REQUIREMENTS: The exercise asks you to copy every line below in which "点亮梦想" appears.

Stored data entries:
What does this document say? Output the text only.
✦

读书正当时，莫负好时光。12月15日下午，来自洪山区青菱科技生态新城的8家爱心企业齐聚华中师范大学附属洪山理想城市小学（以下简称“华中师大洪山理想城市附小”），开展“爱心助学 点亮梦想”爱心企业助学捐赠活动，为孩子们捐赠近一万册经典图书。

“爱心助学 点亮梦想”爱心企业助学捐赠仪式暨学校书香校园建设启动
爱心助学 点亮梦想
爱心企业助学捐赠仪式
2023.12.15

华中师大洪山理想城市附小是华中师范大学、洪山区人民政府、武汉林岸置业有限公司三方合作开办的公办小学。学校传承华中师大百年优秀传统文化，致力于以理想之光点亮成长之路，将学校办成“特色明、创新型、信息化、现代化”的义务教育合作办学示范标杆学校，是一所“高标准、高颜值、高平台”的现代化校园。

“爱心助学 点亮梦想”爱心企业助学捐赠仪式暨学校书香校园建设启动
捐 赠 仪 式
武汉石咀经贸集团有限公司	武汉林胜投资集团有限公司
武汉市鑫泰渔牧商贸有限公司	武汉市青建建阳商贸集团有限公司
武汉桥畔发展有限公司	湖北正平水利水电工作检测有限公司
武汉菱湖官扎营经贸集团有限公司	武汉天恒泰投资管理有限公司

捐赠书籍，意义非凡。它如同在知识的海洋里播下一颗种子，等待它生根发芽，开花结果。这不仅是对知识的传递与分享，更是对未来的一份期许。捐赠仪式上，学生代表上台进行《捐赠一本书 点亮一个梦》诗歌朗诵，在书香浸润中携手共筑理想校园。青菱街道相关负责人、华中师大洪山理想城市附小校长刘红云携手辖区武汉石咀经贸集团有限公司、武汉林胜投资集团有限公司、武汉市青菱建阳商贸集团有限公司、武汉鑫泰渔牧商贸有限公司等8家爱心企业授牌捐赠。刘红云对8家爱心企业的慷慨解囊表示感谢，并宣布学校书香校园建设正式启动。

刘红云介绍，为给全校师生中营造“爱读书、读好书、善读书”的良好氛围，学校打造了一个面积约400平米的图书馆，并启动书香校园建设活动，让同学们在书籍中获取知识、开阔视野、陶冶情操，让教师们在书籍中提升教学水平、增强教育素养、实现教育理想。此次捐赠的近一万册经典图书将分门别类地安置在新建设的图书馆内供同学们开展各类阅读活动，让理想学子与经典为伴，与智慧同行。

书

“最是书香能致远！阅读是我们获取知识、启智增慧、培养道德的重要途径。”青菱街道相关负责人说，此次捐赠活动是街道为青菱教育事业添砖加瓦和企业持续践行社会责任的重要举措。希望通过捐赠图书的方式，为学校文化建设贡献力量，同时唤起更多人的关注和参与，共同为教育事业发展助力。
---
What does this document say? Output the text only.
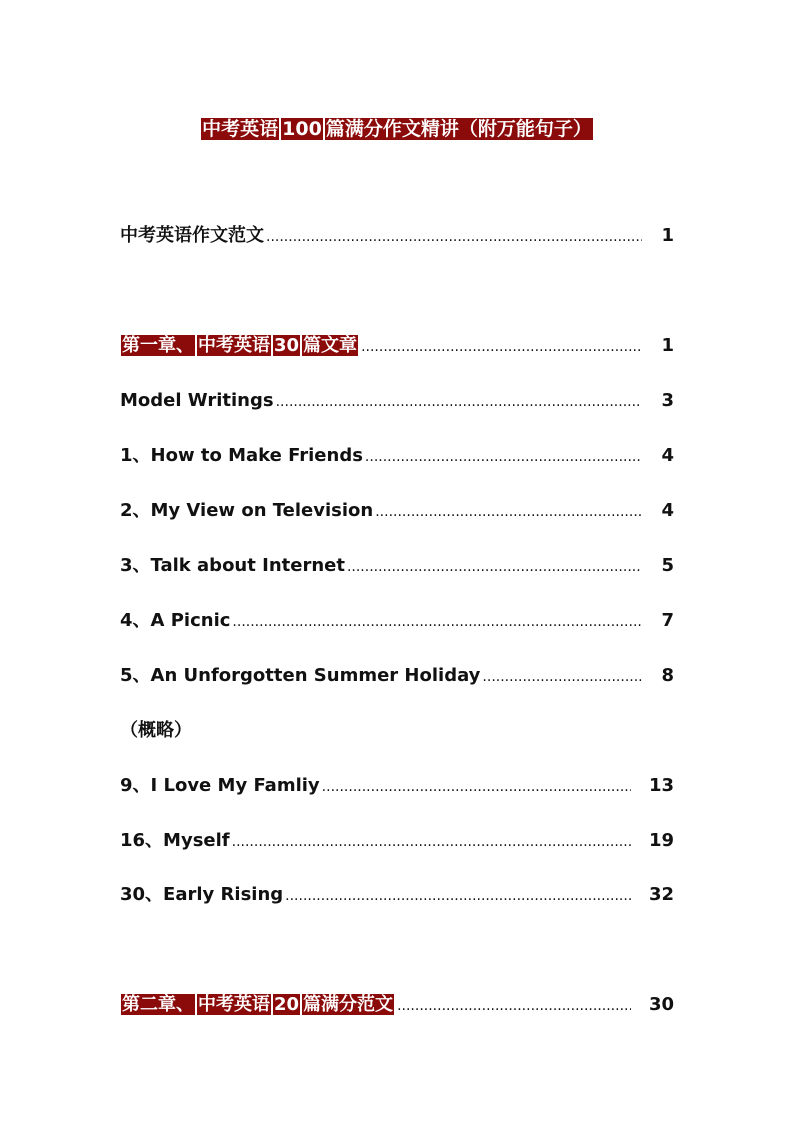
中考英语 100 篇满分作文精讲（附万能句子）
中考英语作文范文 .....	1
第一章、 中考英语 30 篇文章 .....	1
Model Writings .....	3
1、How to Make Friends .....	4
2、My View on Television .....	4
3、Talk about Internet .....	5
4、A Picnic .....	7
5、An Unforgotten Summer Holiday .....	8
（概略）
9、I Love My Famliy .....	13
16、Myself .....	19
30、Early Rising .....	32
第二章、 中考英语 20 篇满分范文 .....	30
==
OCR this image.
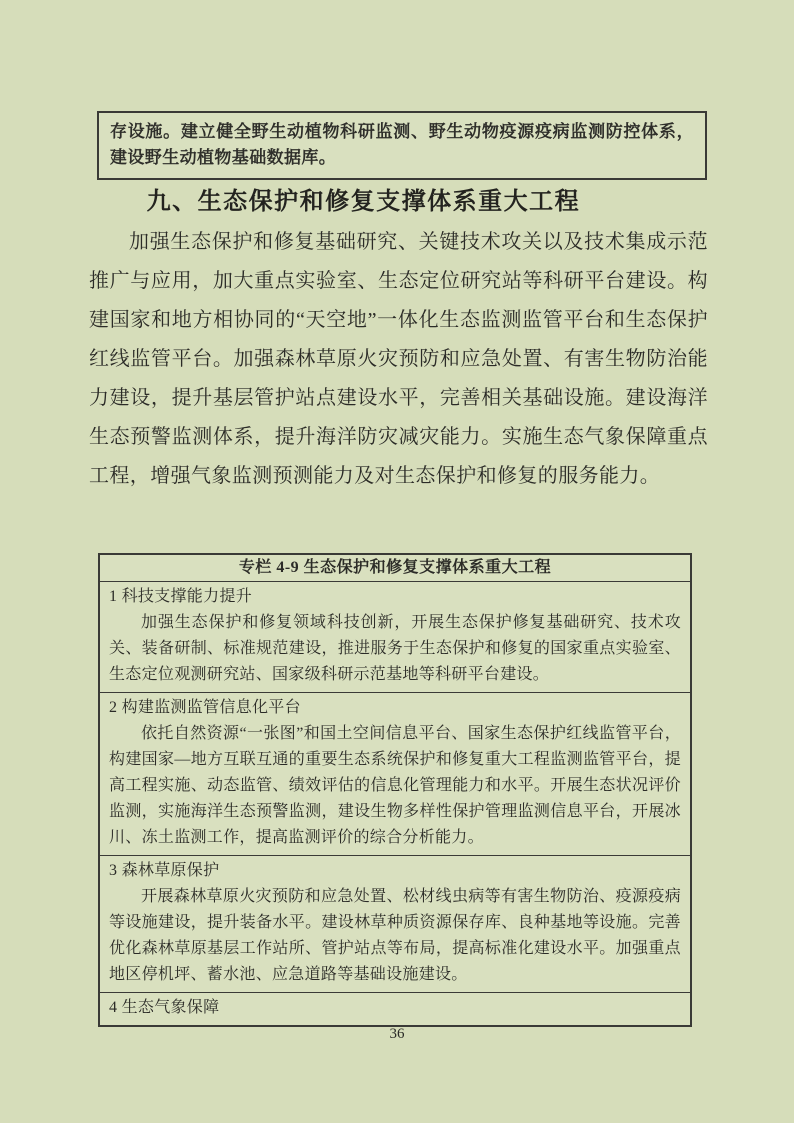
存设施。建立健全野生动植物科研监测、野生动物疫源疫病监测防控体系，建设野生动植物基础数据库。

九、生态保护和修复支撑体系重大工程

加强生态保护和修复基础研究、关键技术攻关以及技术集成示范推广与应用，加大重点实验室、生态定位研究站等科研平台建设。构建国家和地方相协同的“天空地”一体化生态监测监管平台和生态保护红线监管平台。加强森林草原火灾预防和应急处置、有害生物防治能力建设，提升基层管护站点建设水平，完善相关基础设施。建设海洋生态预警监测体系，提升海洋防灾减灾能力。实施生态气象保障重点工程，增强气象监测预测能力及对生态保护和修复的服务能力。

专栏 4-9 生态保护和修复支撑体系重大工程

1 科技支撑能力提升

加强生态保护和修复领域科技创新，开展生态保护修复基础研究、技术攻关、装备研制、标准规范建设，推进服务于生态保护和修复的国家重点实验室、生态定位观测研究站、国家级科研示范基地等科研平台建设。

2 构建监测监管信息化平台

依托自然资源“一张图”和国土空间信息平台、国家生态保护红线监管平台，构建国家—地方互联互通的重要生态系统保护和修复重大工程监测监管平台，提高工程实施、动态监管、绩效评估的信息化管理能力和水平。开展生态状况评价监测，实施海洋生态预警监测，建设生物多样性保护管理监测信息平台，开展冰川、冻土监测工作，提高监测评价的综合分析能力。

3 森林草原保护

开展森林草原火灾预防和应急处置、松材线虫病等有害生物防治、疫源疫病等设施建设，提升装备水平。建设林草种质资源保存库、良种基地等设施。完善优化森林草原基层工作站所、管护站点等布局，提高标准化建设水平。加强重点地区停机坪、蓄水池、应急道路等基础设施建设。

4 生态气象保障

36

REPLY:
读书正当时，莫负好时光。12月15日下午，来自洪山区青菱科技生态新城的8家爱心企业齐聚华中师范大学附属洪山理想城市小学（以下简称“华中师大洪山理想城市附小”），开展“爱心助学 点亮梦想”爱心企业助学捐赠活动，为孩子们捐赠近一万册经典图书。
“爱心助学 点亮梦想”爱心企业助学捐赠仪式暨学校书香校园建设启动
爱心助学 点亮梦想
“爱心助学 点亮梦想”爱心企业助学捐赠仪式暨学校书香校园建设启动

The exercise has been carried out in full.